**DIRECTIONS**
Copy every line of the data that contains the string "sich".

**EXERCISE MATERIALS**
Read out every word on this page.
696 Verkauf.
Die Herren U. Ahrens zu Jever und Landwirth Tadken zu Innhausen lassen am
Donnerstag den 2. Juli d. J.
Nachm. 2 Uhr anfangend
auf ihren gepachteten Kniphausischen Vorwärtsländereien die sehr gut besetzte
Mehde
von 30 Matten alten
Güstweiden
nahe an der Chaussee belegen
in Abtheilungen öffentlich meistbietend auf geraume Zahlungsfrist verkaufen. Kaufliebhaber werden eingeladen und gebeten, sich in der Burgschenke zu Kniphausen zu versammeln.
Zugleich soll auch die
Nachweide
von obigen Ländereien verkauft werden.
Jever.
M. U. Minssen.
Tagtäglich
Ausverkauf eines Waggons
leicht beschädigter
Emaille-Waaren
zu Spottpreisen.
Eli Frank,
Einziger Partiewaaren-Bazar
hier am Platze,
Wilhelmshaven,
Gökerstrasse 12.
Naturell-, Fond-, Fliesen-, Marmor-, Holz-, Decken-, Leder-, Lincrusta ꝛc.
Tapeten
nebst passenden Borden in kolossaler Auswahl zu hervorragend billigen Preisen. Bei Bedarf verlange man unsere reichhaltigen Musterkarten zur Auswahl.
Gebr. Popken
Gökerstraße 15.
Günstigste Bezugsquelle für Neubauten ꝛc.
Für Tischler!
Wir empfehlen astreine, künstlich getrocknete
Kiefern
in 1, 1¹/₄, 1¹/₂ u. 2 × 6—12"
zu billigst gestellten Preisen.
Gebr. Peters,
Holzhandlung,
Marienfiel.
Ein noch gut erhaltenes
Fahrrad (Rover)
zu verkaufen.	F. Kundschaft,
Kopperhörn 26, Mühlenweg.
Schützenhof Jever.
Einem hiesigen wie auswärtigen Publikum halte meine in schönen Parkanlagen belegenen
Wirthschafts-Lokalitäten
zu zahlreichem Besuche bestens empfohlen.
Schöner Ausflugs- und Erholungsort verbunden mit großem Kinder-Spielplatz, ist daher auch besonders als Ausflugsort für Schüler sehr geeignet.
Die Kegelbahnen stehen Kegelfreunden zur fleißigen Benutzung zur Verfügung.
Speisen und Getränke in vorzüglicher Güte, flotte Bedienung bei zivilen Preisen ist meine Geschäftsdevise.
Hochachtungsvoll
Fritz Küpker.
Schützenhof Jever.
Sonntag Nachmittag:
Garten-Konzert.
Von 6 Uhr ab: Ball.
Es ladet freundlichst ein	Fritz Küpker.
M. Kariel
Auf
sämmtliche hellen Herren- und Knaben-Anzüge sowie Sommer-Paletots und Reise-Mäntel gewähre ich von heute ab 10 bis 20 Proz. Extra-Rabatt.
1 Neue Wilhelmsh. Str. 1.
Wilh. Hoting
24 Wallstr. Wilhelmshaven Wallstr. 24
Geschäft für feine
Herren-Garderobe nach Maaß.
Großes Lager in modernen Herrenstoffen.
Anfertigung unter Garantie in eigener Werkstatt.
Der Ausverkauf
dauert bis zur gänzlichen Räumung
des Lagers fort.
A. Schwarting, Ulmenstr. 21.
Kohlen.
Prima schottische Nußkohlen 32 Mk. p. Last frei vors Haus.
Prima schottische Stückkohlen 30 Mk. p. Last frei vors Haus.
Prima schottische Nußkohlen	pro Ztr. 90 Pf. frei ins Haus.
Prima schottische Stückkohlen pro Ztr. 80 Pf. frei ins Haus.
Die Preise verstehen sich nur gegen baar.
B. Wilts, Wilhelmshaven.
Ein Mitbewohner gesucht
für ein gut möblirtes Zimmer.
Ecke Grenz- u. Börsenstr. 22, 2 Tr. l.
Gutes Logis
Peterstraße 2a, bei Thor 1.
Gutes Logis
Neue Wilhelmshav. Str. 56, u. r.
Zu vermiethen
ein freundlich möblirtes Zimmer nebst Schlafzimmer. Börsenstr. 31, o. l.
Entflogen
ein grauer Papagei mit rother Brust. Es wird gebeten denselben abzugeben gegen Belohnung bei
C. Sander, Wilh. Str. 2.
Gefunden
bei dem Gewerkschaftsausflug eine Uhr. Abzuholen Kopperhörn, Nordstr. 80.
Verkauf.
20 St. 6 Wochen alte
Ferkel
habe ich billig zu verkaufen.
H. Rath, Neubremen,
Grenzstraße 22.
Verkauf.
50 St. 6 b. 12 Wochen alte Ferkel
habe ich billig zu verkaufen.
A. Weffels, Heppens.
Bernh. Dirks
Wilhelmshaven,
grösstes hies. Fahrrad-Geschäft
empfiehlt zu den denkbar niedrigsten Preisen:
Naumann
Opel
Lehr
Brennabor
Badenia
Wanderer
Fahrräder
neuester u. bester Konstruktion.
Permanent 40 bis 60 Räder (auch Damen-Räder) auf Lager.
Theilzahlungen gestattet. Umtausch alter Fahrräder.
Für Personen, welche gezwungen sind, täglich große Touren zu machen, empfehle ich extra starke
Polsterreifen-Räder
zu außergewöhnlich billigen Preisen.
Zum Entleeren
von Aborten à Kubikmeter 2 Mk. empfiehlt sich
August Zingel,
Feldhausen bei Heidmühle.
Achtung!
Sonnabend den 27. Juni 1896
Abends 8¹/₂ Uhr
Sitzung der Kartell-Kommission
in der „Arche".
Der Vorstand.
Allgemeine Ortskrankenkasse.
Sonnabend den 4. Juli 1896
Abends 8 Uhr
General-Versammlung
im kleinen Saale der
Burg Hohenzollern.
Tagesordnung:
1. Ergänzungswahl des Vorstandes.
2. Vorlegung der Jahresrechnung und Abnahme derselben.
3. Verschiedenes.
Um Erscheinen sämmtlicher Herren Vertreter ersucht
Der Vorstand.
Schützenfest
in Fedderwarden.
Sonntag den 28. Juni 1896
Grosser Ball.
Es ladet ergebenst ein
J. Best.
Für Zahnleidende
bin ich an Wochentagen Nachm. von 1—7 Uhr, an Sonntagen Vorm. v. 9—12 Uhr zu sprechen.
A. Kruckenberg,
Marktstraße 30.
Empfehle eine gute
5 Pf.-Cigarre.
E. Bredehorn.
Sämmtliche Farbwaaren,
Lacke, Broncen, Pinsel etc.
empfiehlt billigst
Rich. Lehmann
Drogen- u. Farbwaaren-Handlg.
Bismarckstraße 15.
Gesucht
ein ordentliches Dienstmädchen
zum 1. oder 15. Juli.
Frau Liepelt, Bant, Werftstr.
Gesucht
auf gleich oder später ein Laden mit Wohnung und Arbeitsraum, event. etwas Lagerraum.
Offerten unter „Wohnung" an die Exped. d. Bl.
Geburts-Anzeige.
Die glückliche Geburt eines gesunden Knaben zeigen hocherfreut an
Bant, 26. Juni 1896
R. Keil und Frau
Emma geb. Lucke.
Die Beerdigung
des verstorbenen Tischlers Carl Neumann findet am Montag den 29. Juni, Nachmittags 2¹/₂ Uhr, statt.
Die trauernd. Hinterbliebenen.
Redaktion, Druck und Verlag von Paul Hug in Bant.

**THE COMPLETED TASK**
in Abtheilungen öffentlich meistbietend auf geraume Zahlungsfrist verkaufen. Kaufliebhaber werden eingeladen und gebeten, sich in der Burgschenke zu Kniphausen zu versammeln.
Die Preise verstehen sich nur gegen baar.
von Aborten à Kubikmeter 2 Mk. empfiehlt sich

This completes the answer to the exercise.